• [TASK TO CARRY OUT]: Here are some records. Copy each one exactly.

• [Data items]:
>>>
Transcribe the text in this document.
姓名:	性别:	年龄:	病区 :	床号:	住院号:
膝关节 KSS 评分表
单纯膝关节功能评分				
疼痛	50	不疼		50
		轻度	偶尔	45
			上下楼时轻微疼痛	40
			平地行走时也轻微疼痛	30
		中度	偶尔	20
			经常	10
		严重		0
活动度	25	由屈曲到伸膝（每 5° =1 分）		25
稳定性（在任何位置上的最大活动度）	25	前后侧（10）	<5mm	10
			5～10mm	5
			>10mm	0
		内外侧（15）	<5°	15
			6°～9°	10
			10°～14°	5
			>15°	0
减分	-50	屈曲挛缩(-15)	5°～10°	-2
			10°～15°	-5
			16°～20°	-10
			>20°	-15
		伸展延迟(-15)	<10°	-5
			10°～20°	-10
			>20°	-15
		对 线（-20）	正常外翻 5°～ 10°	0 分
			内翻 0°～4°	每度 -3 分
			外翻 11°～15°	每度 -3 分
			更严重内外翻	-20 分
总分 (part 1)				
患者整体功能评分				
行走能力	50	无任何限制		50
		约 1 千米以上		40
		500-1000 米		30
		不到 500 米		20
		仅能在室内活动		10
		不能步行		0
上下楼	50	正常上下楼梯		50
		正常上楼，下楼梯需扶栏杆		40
<<<
• [EXERCISE OUTPUT]:
Transcribe the text in this document.
姓名:	性别:	年龄:	病区 :	床号:	住院号:
膝关节 KSS 评分表
单纯膝关节功能评分				
疼痛	50	不疼		50
		轻度	偶尔	45
			上下楼时轻微疼痛	40
			平地行走时也轻微疼痛	30
		中度	偶尔	20
			经常	10
		严重		0
活动度	25	由屈曲到伸膝（每 5° =1 分）		25
稳定性（在任何位置上的最大活动度）	25	前后侧（10）	<5mm	10
			5～10mm	5
			>10mm	0
		内外侧（15）	<5°	15
			6°～9°	10
			10°～14°	5
			>15°	0
减分	-50	屈曲挛缩(-15)	5°～10°	-2
			10°～15°	-5
			16°～20°	-10
			>20°	-15
		伸展延迟(-15)	<10°	-5
			10°～20°	-10
			>20°	-15
		对 线（-20）	正常外翻 5°～ 10°	0 分
			内翻 0°～4°	每度 -3 分
			外翻 11°～15°	每度 -3 分
			更严重内外翻	-20 分
总分 (part 1)				
患者整体功能评分				
行走能力	50	无任何限制		50
		约 1 千米以上		40
		500-1000 米		30
		不到 500 米		20
		仅能在室内活动		10
		不能步行		0
上下楼	50	正常上下楼梯		50
		正常上楼，下楼梯需扶栏杆		40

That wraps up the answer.